Spray drying technology for manufacturing egg powders
By: Ib Haugaard Sørensen Niro A/S, Copenhagen, Denmark
Benefits of Spray dried Egg Powders
The largest consumers of eggs have long recognized that shell eggs are unsuitable as raw material in a food industry geared to modernization. Frozen eggs have been found much more reliable and convenient. In the course of modernization, however, large egg consumers, faced with the need to further improve product quality and expand product varieties, had to reduce manufacturing costs. More efficient processing techniques were sought. This led to a fuller use of spray drying due to spray dried products being found a most suitable dry raw material for the food industry. The advantage to the food industry of spray dried egg products can be summarized as follows:
- Spray dried products are successfully handled in fully automated processing lines.
- Spray dried products possess more standard constant compositions and overall properties than any other previous form of egg products.
- Spray dried products are readily tailormade to meet required product specifications. This means it is possible to ensure the standardized properties of bakery constituents, an important aspect for mechanized product handling and packaging.
- Spray dried products are always ready for use. (They require no overnight swelling or melting etc.).
- The costs of product transport and storage are considerably reduced, and thus long distance and even overseas transport is possible.
The main users of egg products are bakeries, confectionery, macaroni, and noodle manufacturers, the meat handling industry, large scale catering, hotels, etc.

*Your task*: In the text on egg powders, which form of egg was found more reliable and convenient than shell eggs?

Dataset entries
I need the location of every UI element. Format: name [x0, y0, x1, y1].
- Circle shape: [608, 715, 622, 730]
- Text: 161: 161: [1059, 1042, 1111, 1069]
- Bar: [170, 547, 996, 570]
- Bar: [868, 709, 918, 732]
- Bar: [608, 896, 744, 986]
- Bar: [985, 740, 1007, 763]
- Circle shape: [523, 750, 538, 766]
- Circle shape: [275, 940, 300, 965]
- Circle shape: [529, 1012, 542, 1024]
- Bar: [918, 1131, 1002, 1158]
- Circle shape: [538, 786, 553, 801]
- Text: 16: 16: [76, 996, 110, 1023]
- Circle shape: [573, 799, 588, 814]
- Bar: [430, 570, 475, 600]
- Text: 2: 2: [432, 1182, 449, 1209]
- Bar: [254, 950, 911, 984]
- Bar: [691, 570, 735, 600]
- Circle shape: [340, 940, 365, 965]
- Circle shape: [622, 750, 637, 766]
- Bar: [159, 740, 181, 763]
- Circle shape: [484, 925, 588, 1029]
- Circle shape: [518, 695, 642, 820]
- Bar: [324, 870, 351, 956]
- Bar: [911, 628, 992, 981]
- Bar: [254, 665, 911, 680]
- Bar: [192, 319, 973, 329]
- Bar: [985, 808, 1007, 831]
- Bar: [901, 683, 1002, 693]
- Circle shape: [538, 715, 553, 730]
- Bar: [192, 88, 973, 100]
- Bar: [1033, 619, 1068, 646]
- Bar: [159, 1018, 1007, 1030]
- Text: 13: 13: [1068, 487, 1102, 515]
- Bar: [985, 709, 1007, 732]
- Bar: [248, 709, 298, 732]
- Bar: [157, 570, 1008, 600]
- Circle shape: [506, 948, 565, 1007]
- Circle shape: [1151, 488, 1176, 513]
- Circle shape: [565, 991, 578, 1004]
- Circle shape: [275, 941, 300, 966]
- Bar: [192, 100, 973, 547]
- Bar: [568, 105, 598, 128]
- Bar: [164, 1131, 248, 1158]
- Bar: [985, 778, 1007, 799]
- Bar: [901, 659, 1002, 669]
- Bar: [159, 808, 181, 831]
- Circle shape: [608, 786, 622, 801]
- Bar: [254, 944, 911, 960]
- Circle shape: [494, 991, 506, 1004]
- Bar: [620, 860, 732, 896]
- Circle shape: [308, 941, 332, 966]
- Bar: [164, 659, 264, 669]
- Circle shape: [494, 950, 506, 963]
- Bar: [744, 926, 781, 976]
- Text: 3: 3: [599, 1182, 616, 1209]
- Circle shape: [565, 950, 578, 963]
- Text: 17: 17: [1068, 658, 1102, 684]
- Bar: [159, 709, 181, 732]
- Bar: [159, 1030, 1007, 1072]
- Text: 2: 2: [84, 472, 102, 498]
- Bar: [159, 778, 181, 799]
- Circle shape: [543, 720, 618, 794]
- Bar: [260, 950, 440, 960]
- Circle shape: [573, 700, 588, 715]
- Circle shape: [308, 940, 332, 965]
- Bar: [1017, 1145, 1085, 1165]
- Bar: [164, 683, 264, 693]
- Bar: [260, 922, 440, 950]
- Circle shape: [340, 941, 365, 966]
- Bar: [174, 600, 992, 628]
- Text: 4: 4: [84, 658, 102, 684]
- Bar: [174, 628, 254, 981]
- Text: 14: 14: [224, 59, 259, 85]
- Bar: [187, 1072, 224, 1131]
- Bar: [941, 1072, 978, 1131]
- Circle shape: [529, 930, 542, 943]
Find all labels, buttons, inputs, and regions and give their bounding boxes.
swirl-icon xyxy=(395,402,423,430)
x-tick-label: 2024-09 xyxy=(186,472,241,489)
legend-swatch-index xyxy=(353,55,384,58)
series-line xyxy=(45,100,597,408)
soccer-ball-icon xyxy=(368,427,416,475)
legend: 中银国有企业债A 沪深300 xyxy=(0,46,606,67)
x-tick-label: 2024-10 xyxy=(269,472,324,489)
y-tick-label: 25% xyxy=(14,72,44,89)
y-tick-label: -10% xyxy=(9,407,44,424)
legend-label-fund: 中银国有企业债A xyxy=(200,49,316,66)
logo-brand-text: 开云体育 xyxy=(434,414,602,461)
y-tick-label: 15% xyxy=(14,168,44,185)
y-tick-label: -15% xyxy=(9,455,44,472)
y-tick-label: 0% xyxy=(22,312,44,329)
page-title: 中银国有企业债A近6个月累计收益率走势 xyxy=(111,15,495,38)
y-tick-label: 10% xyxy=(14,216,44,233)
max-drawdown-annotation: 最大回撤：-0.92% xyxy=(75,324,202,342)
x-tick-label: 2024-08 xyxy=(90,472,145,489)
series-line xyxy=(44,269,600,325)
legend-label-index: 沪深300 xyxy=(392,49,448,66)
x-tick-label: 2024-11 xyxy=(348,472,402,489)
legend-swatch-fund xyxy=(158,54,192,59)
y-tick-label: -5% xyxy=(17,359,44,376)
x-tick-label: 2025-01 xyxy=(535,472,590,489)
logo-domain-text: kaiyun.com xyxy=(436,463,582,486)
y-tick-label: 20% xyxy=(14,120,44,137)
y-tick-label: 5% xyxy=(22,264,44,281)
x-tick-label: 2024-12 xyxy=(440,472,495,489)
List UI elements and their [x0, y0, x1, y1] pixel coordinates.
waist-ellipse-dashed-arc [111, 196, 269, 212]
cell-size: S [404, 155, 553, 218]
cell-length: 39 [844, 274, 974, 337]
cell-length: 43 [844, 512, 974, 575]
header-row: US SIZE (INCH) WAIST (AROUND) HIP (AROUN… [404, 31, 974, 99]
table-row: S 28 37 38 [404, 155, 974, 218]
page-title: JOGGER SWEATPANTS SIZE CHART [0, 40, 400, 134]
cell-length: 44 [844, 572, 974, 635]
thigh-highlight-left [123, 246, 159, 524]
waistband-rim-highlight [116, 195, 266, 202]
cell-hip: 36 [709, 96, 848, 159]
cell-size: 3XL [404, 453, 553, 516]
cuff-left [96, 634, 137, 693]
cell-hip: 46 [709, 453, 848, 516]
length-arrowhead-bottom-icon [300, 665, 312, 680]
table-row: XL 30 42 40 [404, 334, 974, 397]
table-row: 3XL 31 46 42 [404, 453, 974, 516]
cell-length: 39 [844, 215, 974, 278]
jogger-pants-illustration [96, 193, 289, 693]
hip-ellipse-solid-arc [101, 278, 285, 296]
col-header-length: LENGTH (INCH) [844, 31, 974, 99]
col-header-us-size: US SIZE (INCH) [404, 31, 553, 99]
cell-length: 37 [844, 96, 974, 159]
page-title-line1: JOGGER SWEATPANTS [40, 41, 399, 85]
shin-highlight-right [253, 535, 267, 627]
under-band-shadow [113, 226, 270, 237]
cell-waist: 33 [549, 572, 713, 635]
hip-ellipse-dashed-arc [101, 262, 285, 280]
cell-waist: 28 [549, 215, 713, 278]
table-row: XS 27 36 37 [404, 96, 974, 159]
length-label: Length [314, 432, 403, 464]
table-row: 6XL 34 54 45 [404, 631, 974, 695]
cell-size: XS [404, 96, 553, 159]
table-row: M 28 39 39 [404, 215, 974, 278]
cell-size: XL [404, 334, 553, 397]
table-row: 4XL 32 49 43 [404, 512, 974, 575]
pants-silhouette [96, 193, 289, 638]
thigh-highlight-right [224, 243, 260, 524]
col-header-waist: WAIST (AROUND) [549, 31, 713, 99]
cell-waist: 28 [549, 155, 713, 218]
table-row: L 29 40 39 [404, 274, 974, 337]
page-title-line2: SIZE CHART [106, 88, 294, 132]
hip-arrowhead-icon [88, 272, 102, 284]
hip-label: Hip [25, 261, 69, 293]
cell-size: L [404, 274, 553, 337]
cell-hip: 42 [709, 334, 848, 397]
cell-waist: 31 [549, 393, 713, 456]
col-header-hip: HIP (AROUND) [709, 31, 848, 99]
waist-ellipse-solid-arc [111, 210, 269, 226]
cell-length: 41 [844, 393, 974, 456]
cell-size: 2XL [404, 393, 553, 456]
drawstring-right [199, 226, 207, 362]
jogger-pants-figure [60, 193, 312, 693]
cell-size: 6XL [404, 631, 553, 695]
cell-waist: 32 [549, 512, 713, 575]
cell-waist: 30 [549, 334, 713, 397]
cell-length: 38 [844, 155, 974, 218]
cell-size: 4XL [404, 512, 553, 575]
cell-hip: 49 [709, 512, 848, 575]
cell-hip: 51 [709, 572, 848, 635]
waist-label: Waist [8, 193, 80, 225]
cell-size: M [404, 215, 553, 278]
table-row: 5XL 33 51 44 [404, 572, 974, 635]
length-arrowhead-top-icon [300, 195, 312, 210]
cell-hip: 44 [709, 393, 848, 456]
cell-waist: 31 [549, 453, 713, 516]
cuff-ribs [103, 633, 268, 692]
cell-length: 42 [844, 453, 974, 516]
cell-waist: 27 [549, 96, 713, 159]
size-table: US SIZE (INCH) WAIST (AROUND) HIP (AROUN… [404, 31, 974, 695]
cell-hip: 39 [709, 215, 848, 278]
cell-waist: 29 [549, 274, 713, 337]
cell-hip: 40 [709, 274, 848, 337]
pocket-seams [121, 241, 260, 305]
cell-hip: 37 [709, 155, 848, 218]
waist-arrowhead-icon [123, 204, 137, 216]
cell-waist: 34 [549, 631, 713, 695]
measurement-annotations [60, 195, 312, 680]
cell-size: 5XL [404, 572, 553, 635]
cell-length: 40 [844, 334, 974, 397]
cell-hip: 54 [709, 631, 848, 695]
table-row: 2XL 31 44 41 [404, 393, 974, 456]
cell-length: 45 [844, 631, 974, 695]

*Response*: Frozen eggs.